| Aim of the exercise |
Work out how many lines in the entries below include the word "plain". Give nothing but the number.

| Stored data |
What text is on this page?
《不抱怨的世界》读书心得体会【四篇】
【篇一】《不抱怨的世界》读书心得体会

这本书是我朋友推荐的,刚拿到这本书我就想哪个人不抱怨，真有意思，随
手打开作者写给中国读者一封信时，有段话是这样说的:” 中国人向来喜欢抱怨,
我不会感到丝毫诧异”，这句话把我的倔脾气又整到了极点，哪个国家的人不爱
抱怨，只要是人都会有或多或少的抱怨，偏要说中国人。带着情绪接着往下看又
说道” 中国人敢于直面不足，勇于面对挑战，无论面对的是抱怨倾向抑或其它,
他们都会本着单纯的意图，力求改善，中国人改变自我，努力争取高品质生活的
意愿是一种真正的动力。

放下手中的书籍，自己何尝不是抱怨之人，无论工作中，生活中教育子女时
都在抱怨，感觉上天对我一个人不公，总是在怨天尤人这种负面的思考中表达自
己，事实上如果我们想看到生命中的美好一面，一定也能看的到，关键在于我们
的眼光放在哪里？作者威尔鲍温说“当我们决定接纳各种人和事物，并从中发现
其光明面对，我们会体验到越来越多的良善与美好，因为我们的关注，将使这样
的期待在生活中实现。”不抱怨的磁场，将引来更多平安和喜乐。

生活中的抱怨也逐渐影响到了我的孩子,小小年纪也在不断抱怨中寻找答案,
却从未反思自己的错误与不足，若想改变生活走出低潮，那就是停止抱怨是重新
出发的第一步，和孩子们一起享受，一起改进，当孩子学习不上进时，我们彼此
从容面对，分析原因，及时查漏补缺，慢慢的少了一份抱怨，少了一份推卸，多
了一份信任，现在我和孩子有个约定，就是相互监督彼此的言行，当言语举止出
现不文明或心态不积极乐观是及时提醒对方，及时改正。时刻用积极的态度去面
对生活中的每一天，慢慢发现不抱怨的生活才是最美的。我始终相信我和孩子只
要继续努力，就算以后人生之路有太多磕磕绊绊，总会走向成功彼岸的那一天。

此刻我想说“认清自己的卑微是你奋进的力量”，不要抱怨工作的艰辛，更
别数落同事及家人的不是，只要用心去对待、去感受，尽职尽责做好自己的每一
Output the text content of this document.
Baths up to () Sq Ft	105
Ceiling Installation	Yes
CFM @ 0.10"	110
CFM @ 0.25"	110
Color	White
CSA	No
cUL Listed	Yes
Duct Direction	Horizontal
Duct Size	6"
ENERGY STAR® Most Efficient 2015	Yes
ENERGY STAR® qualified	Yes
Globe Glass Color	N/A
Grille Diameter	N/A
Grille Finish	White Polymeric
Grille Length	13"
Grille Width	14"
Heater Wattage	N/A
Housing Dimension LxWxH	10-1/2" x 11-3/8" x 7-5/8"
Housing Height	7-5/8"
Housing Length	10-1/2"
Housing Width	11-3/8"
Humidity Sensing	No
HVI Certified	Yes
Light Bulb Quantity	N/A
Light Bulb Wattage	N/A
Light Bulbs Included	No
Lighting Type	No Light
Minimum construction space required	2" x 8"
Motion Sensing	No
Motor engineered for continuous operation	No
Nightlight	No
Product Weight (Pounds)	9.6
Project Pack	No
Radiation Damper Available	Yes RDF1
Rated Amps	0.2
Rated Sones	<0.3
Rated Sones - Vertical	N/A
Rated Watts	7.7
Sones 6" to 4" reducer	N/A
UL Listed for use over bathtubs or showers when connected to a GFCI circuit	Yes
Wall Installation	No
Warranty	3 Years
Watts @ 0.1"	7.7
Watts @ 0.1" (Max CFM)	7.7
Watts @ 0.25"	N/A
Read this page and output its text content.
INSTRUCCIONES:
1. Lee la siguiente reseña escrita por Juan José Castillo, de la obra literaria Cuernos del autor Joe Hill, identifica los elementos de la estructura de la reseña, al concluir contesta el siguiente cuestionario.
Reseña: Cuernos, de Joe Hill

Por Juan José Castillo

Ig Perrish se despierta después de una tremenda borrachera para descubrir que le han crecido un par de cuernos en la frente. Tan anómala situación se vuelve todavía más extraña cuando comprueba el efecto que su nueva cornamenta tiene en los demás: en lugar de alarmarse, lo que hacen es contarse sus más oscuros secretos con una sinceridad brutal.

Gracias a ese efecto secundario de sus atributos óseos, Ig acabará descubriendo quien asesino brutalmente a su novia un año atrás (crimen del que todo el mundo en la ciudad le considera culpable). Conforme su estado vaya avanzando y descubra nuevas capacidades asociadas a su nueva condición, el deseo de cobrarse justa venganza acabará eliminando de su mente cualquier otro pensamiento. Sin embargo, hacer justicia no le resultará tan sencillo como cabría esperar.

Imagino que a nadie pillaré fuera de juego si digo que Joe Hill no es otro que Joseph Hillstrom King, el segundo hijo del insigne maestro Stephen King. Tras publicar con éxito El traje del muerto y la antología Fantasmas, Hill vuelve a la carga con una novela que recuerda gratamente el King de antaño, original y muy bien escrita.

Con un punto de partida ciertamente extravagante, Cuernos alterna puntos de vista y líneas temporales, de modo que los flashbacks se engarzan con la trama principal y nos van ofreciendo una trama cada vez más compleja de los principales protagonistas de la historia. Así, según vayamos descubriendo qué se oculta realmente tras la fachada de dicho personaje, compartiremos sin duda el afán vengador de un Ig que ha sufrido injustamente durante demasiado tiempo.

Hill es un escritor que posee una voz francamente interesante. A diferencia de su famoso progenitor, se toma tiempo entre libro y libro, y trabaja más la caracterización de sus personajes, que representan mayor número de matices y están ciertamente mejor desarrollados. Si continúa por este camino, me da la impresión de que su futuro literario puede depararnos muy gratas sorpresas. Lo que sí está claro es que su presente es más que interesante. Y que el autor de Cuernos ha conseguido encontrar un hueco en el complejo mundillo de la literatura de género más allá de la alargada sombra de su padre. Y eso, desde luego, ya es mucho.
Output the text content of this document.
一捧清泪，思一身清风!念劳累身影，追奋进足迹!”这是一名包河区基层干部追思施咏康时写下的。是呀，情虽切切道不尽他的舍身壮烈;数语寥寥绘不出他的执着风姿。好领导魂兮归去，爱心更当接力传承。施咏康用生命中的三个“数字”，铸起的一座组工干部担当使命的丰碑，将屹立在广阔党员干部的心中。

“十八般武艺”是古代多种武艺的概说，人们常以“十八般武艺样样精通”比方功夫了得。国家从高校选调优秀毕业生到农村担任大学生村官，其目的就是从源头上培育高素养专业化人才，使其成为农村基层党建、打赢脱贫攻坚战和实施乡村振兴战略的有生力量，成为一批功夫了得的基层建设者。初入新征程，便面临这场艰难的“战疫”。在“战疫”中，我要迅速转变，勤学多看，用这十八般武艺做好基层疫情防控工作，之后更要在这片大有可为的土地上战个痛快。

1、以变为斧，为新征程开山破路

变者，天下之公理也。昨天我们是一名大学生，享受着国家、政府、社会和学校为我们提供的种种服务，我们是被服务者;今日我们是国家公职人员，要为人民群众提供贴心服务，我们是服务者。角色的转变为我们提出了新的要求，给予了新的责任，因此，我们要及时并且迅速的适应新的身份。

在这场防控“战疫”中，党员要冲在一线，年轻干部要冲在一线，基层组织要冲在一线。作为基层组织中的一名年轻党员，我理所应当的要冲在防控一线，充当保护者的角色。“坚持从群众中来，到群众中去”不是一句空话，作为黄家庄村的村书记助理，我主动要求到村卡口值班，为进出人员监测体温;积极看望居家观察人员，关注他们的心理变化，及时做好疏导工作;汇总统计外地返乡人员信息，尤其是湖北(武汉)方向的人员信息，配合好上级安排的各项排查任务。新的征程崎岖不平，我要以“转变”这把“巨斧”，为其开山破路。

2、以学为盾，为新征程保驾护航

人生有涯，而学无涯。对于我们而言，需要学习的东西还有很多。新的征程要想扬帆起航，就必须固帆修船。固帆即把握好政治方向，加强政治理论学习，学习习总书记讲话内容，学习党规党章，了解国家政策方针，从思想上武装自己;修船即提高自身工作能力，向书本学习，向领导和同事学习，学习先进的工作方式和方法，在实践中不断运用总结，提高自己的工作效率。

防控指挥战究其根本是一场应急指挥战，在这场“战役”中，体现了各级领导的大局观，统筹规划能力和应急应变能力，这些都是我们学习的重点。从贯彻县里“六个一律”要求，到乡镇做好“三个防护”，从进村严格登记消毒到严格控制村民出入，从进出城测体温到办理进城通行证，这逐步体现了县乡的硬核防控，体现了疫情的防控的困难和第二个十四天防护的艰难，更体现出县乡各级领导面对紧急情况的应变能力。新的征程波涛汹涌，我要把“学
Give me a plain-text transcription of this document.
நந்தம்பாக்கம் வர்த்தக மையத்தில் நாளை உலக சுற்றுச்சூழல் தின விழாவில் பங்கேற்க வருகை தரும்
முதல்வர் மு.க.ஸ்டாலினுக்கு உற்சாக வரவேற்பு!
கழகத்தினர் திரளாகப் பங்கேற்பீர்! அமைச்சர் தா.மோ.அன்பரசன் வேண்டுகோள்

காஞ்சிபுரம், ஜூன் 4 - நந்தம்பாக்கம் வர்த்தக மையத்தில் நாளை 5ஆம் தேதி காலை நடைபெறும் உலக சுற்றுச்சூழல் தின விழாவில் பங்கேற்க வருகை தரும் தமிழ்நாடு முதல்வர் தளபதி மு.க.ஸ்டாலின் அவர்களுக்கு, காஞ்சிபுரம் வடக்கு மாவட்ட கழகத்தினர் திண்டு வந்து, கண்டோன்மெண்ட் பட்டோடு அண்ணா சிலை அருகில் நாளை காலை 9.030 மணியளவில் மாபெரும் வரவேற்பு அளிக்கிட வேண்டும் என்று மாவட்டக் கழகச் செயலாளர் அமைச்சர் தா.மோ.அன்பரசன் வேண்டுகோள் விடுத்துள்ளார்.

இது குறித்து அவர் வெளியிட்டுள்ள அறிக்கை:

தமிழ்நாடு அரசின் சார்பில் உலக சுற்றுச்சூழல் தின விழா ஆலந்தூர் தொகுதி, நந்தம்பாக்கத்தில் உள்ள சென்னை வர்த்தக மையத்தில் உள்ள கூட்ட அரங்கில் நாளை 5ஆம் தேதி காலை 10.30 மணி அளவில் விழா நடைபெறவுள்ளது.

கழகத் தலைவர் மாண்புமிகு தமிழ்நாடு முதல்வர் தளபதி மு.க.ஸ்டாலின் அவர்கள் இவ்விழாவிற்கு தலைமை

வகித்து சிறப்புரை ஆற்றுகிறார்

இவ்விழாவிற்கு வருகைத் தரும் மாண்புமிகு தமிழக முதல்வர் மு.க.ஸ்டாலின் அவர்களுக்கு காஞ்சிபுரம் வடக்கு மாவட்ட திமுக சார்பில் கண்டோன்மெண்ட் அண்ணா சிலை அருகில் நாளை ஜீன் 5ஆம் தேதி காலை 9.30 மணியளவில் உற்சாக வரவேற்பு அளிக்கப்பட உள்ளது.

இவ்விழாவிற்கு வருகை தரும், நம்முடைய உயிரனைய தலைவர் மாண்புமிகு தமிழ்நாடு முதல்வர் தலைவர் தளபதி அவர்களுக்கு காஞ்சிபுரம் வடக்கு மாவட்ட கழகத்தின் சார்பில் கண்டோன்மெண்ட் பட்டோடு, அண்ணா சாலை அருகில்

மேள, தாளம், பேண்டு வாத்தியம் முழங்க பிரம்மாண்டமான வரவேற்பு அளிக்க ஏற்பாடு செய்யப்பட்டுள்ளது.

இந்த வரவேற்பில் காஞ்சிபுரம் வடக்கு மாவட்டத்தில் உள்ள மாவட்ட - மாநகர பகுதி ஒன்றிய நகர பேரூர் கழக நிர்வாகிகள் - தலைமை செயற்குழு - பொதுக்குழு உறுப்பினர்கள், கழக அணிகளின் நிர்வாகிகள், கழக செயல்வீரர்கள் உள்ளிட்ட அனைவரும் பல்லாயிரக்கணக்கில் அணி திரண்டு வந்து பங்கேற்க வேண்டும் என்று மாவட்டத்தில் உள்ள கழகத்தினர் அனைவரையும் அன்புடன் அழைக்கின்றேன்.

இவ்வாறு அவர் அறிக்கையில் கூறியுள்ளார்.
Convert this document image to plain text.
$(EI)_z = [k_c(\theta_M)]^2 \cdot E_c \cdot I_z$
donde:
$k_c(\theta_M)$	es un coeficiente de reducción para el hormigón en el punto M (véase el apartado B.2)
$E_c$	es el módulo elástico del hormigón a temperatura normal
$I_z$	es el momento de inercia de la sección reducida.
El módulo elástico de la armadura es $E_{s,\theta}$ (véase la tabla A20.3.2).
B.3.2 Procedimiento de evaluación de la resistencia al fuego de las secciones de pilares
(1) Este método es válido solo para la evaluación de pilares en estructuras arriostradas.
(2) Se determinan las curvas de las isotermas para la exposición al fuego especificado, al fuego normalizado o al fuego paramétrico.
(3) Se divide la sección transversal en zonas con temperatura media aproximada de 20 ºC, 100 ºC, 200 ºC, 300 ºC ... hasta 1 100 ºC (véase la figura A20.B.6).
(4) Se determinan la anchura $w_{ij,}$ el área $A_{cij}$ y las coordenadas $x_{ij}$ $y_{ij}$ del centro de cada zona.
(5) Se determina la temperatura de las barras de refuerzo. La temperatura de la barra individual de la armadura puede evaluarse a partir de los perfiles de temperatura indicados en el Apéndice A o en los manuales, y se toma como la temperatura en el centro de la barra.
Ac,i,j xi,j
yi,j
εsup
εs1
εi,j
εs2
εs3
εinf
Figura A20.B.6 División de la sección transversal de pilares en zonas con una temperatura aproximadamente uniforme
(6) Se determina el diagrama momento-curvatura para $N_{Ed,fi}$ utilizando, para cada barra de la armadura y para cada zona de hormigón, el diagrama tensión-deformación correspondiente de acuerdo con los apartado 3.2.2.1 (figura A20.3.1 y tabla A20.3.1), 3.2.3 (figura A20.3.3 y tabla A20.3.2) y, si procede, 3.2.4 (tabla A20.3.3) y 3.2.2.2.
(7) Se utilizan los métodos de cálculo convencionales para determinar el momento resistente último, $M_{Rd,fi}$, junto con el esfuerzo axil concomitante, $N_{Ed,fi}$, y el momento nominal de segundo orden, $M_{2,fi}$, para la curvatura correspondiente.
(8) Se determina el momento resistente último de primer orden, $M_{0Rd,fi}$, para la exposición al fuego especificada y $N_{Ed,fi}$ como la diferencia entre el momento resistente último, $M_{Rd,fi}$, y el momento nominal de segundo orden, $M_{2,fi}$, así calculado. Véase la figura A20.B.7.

| Final result |
2